[Instructions to follow]
Only the number is wanted: how many lines of the data contain "پرونده"?
++++++++
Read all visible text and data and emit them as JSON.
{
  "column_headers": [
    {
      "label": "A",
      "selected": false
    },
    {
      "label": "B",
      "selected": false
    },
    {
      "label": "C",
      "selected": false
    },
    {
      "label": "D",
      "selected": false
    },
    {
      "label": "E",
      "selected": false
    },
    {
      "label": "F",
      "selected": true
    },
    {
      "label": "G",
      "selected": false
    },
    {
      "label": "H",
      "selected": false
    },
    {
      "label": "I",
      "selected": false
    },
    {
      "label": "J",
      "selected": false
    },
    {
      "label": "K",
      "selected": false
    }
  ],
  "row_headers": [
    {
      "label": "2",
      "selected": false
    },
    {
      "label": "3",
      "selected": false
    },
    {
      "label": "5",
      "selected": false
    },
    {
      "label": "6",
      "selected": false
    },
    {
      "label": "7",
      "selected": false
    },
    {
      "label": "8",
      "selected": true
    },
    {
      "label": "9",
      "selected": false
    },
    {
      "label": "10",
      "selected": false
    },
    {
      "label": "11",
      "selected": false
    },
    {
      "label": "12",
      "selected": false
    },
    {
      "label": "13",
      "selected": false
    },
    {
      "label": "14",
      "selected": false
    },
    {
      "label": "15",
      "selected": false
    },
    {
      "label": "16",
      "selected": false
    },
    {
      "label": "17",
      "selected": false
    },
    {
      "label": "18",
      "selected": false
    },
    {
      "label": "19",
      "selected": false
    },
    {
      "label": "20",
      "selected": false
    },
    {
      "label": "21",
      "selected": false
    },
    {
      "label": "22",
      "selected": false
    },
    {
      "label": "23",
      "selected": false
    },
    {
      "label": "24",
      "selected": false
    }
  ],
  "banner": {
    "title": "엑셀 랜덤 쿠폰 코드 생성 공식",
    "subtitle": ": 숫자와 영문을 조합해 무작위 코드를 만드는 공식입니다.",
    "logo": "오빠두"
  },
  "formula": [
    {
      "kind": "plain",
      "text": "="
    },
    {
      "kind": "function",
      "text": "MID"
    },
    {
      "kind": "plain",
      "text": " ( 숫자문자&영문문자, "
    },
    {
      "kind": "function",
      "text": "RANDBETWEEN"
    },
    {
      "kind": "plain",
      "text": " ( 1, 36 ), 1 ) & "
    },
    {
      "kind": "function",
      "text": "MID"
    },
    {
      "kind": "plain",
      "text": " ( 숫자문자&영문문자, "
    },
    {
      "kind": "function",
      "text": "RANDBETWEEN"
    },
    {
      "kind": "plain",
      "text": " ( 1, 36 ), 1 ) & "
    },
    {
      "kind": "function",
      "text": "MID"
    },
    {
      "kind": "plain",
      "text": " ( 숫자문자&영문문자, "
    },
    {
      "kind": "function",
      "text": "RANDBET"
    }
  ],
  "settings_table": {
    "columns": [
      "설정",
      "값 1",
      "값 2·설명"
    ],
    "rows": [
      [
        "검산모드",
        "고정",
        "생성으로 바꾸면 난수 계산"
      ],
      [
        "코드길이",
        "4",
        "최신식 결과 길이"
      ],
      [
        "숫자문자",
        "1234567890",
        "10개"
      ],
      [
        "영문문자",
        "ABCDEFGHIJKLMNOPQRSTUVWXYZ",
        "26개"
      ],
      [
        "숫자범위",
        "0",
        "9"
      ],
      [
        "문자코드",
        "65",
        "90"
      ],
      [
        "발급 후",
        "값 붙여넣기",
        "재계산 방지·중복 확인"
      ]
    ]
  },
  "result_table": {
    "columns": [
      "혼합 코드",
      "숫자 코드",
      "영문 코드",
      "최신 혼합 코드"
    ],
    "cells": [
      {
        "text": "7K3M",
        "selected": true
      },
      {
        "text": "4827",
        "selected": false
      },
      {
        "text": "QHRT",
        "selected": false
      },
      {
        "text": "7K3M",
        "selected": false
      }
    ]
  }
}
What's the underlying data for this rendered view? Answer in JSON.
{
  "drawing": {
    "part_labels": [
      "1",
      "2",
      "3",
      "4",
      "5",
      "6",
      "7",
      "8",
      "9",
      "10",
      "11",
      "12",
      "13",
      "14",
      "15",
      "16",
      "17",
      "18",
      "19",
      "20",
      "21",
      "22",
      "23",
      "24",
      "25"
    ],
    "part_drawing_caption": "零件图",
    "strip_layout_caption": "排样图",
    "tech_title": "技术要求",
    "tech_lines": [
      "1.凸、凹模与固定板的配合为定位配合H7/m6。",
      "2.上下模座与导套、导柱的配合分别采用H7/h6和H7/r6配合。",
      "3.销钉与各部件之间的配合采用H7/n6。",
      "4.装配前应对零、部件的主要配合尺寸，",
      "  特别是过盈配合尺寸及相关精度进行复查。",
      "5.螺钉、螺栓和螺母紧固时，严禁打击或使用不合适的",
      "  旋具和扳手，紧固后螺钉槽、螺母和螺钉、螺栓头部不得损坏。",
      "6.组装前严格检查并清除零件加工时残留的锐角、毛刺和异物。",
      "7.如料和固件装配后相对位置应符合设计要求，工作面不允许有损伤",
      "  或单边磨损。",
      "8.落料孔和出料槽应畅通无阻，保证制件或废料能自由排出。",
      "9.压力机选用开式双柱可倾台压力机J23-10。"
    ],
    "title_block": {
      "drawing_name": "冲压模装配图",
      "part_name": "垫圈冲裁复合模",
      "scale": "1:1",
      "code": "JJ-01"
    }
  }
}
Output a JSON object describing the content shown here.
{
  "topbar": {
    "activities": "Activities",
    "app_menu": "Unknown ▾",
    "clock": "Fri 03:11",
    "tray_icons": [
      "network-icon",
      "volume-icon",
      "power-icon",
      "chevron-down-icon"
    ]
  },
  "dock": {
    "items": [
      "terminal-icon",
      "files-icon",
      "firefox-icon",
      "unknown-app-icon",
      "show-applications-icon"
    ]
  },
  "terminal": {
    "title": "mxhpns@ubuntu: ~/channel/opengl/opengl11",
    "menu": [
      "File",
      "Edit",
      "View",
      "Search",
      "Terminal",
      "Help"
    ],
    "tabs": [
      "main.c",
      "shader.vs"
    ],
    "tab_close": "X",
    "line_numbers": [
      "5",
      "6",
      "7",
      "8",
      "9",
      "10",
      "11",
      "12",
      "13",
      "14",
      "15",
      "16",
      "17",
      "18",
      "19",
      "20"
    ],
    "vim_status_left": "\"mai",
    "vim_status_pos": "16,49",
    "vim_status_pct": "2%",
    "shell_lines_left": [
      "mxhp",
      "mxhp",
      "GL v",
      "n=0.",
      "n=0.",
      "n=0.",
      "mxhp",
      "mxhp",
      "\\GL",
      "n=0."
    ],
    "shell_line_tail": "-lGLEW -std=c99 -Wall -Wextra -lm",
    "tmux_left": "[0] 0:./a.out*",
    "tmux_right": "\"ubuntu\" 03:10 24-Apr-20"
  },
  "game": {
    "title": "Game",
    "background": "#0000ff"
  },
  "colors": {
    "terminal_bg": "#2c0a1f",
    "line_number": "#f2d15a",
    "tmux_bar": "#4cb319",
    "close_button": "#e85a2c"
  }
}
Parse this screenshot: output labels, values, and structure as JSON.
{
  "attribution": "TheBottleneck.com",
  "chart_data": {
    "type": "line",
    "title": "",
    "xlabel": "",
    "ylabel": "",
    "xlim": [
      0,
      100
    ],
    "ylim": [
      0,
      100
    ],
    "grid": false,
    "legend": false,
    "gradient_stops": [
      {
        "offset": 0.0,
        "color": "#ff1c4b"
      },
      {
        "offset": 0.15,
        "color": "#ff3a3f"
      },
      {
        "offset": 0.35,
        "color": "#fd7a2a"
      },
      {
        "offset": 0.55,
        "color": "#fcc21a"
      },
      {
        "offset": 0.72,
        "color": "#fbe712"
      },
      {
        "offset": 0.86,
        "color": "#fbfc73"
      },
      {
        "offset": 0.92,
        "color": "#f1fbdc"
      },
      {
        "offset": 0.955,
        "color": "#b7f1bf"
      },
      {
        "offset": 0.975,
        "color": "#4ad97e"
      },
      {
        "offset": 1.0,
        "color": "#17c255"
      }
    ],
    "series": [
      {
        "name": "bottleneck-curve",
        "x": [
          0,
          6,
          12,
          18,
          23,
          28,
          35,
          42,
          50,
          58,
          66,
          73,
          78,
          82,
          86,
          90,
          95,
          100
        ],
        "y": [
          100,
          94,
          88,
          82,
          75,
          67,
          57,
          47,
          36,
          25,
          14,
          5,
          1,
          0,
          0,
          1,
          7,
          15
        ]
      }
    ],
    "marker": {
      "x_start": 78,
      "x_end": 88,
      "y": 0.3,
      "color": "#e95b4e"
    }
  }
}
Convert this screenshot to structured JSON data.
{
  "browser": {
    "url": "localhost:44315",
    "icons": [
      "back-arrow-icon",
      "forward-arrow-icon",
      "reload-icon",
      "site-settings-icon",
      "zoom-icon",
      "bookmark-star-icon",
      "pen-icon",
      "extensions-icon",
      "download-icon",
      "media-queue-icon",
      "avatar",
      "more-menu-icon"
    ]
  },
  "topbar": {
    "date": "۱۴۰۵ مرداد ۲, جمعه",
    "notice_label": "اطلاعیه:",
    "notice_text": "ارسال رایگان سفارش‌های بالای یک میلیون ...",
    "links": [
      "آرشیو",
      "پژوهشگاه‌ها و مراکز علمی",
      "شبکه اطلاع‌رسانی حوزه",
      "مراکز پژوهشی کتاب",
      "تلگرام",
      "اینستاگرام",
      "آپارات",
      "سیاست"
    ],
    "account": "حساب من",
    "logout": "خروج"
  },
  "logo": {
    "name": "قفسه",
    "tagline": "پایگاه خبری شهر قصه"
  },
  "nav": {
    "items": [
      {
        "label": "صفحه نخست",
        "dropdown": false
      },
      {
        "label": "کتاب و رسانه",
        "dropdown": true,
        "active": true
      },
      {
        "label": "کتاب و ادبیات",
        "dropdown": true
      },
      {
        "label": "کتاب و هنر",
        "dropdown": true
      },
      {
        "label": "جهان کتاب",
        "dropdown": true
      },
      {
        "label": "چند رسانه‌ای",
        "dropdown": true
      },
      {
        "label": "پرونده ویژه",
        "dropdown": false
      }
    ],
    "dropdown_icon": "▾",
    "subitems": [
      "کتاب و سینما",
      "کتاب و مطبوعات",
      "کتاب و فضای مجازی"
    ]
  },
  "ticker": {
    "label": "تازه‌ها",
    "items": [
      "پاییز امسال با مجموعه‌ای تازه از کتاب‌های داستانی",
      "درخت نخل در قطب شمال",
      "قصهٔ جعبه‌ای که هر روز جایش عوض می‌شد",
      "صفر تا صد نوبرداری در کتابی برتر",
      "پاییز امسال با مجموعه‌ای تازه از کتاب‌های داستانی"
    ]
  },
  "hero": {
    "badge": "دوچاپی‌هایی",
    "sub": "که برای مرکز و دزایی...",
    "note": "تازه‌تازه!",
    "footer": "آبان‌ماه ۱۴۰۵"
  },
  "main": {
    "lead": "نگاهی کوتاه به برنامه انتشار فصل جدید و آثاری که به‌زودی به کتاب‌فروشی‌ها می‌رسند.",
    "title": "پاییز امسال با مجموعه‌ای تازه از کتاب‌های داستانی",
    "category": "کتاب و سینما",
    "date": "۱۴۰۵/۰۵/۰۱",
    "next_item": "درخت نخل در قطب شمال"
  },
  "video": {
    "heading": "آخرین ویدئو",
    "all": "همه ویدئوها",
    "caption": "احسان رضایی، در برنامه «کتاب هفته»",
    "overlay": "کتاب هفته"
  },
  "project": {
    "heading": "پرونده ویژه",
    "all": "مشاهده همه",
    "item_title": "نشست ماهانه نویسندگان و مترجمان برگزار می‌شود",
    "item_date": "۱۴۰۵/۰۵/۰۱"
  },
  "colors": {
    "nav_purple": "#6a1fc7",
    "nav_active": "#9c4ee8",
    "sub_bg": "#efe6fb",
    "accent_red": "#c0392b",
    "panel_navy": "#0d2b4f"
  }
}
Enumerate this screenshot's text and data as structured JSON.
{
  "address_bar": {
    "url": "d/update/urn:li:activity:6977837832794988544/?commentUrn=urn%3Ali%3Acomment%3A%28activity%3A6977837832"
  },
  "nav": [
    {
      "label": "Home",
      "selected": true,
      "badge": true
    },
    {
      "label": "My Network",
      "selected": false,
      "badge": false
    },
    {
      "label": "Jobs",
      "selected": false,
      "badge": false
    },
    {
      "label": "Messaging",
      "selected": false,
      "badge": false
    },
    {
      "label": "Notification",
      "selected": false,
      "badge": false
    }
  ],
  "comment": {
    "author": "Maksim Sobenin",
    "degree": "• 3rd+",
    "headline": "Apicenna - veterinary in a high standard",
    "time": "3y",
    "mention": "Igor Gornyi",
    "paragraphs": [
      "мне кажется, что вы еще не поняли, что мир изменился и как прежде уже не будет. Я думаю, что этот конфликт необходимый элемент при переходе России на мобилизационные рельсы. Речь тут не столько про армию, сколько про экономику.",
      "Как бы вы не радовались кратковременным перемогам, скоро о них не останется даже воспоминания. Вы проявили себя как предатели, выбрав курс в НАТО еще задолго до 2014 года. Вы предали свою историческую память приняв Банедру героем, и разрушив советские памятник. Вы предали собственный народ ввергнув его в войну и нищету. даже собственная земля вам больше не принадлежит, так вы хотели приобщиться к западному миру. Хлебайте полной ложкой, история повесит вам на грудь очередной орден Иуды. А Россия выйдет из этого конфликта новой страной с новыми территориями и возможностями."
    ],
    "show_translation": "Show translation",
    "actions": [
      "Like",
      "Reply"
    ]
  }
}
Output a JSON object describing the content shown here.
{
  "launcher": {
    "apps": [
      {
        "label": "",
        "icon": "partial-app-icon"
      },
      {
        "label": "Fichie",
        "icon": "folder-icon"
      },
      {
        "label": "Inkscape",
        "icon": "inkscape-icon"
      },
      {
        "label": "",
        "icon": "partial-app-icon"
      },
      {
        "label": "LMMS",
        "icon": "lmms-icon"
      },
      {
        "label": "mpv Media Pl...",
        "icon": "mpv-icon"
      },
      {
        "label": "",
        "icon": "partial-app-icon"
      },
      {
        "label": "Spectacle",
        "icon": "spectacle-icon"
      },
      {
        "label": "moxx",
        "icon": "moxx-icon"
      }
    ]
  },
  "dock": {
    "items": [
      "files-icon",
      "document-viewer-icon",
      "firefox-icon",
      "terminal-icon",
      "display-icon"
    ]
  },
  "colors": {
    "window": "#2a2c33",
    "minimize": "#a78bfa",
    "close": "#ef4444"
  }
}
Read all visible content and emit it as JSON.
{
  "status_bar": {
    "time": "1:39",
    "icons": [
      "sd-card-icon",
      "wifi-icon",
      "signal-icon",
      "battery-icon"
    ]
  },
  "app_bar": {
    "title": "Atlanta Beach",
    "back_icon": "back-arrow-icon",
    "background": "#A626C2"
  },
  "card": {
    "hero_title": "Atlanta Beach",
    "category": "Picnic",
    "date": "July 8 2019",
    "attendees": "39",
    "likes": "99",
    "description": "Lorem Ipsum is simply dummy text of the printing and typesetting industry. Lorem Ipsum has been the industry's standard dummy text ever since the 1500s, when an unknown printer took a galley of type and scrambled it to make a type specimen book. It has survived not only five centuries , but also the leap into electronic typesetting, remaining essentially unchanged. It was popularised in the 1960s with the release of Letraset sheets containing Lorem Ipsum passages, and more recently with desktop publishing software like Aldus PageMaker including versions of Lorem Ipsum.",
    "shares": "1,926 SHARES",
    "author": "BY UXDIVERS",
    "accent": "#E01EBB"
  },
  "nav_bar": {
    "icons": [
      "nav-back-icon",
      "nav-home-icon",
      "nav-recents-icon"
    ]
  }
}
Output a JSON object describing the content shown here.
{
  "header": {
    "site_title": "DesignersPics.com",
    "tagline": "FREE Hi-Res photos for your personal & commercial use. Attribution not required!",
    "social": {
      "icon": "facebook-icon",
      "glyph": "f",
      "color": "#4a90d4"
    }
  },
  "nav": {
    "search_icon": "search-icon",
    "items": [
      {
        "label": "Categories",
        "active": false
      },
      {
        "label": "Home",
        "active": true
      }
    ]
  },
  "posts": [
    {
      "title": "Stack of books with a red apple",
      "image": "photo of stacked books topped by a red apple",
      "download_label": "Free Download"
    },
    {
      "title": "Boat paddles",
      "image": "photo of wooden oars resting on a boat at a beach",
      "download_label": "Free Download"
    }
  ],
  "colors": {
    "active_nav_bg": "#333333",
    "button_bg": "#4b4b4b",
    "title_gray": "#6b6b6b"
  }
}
++++++++
[Output of the task]
2